Problem statement:
Your task is to locate every line holding the string "Ctrl" and to copy each of them.

Records from a data collection
--- START ---
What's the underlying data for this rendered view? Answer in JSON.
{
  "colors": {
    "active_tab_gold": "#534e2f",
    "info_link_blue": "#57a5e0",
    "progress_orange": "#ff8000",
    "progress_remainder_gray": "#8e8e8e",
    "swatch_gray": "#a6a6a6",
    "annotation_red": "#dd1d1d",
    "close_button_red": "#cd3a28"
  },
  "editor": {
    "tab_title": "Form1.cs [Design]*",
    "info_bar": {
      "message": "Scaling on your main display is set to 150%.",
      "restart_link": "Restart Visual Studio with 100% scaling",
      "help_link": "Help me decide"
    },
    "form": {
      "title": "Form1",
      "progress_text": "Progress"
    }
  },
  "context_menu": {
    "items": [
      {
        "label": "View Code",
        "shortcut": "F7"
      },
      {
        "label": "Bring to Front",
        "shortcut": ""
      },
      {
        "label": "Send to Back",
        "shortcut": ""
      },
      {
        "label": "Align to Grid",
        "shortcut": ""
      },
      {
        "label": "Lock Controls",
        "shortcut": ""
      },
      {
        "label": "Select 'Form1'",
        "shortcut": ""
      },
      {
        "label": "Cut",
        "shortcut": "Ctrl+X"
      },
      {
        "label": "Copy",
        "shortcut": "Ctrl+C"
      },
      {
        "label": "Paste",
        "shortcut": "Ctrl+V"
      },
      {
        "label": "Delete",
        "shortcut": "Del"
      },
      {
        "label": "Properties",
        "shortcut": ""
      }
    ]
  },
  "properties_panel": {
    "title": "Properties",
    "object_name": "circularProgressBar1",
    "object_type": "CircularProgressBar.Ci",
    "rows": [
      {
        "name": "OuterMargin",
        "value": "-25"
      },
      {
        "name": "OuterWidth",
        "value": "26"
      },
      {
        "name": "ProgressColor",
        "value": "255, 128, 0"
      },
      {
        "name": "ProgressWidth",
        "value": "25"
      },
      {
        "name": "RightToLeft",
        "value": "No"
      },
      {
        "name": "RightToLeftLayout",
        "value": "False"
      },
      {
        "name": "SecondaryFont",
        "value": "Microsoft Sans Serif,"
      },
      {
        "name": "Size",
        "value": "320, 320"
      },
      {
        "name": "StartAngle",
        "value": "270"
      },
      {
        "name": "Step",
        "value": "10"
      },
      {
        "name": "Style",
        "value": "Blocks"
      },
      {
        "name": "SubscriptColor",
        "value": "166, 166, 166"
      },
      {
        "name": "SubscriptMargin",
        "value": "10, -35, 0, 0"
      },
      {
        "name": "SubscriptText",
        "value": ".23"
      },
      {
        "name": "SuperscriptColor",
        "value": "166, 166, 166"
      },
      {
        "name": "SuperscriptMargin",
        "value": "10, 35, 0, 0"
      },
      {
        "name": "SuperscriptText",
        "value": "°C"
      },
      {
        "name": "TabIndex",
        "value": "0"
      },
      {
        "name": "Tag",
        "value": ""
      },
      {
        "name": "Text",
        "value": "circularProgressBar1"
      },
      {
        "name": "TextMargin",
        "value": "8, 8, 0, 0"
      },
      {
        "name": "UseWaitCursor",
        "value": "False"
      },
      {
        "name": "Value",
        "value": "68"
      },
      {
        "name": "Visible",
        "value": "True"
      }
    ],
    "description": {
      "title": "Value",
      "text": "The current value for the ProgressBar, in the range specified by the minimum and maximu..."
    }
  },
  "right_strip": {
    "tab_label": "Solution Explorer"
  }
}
--- END ---
--- START ---
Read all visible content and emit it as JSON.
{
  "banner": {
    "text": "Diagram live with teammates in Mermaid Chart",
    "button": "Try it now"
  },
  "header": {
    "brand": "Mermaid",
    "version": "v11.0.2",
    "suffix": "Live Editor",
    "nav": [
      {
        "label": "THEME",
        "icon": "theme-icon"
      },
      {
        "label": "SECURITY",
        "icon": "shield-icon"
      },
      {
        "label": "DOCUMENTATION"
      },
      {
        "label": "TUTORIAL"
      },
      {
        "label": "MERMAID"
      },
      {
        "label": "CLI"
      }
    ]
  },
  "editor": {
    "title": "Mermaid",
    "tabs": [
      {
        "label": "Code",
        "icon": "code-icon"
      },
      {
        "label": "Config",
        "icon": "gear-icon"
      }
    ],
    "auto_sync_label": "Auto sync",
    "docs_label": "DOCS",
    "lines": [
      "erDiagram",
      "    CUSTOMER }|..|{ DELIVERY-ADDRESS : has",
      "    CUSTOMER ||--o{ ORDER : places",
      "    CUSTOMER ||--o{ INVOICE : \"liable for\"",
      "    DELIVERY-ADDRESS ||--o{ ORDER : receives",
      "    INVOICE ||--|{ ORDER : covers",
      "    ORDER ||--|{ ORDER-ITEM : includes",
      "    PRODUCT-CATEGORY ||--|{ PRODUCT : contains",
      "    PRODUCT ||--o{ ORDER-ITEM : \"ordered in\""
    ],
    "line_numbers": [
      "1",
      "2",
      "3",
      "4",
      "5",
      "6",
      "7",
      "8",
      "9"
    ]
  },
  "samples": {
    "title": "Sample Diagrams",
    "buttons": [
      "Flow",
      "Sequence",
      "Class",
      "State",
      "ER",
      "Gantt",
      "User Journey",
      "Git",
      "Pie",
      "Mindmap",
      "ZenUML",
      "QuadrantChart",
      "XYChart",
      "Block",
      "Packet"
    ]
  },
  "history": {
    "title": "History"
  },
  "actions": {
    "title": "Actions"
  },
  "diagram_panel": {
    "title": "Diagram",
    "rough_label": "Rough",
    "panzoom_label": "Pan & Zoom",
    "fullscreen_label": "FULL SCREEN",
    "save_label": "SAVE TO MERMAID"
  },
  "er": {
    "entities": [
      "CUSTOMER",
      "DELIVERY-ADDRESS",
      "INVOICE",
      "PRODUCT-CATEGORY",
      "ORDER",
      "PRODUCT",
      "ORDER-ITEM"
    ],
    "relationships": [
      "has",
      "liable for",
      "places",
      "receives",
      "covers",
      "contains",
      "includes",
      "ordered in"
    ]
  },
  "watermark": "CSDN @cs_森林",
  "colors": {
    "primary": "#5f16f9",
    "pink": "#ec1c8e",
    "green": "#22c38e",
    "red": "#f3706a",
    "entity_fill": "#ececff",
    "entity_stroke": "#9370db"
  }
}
--- END ---
--- START ---
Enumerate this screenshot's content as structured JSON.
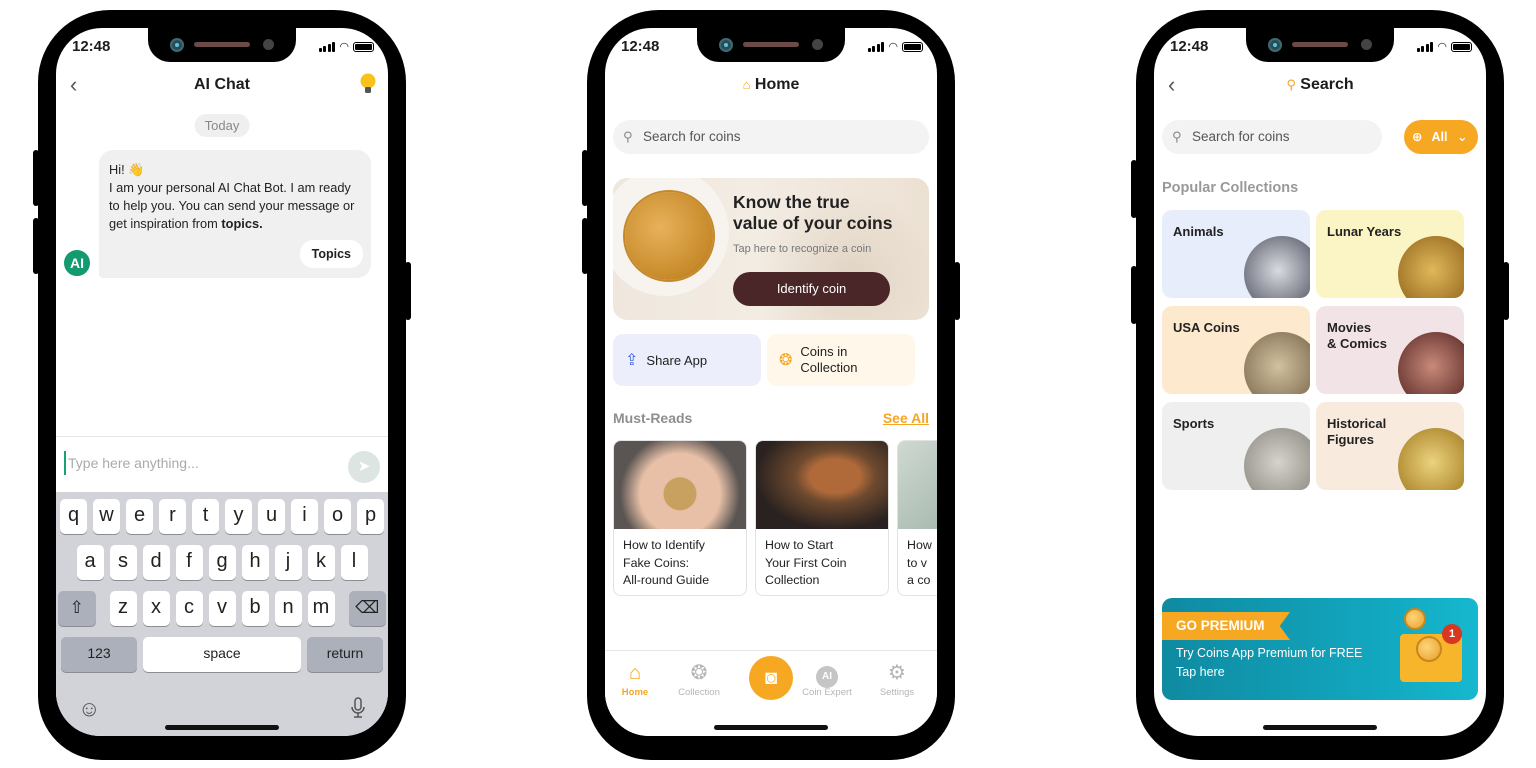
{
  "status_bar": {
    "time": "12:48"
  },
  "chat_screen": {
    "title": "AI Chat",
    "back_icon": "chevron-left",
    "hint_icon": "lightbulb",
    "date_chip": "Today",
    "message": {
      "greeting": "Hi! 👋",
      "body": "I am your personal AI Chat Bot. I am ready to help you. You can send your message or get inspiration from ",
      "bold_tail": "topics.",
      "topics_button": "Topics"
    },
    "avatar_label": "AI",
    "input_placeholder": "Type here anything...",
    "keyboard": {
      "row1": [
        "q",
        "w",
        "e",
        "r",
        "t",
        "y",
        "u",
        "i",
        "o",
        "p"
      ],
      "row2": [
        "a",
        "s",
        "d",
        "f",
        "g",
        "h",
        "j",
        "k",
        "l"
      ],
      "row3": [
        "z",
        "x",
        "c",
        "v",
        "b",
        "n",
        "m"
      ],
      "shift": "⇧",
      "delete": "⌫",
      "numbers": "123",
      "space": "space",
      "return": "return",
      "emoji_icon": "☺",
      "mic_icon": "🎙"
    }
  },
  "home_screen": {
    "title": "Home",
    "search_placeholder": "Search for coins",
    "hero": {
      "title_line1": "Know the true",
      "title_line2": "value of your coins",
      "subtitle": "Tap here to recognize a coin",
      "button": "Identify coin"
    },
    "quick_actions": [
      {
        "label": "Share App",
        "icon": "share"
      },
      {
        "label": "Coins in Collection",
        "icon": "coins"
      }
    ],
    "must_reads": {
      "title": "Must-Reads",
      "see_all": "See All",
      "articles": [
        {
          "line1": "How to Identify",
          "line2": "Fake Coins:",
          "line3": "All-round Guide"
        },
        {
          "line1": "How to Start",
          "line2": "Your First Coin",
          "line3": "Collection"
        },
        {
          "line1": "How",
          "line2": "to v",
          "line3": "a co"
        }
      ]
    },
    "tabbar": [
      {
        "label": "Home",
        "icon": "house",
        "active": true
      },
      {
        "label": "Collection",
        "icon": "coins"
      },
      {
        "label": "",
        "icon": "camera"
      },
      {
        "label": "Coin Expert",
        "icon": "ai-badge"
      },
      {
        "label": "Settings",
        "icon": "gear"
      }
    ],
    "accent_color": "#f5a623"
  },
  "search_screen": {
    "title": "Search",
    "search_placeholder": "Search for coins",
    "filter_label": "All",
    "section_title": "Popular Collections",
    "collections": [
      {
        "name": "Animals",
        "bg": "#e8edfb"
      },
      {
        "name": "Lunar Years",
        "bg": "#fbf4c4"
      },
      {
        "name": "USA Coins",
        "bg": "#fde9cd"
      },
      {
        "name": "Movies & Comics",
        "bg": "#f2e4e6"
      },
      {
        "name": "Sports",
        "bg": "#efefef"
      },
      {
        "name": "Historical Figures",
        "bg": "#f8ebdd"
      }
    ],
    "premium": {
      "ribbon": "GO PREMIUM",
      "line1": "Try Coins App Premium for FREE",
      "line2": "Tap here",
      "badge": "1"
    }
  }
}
--- END ---
Solved problem:
        "shortcut": "Ctrl+X"
        "shortcut": "Ctrl+C"
        "shortcut": "Ctrl+V"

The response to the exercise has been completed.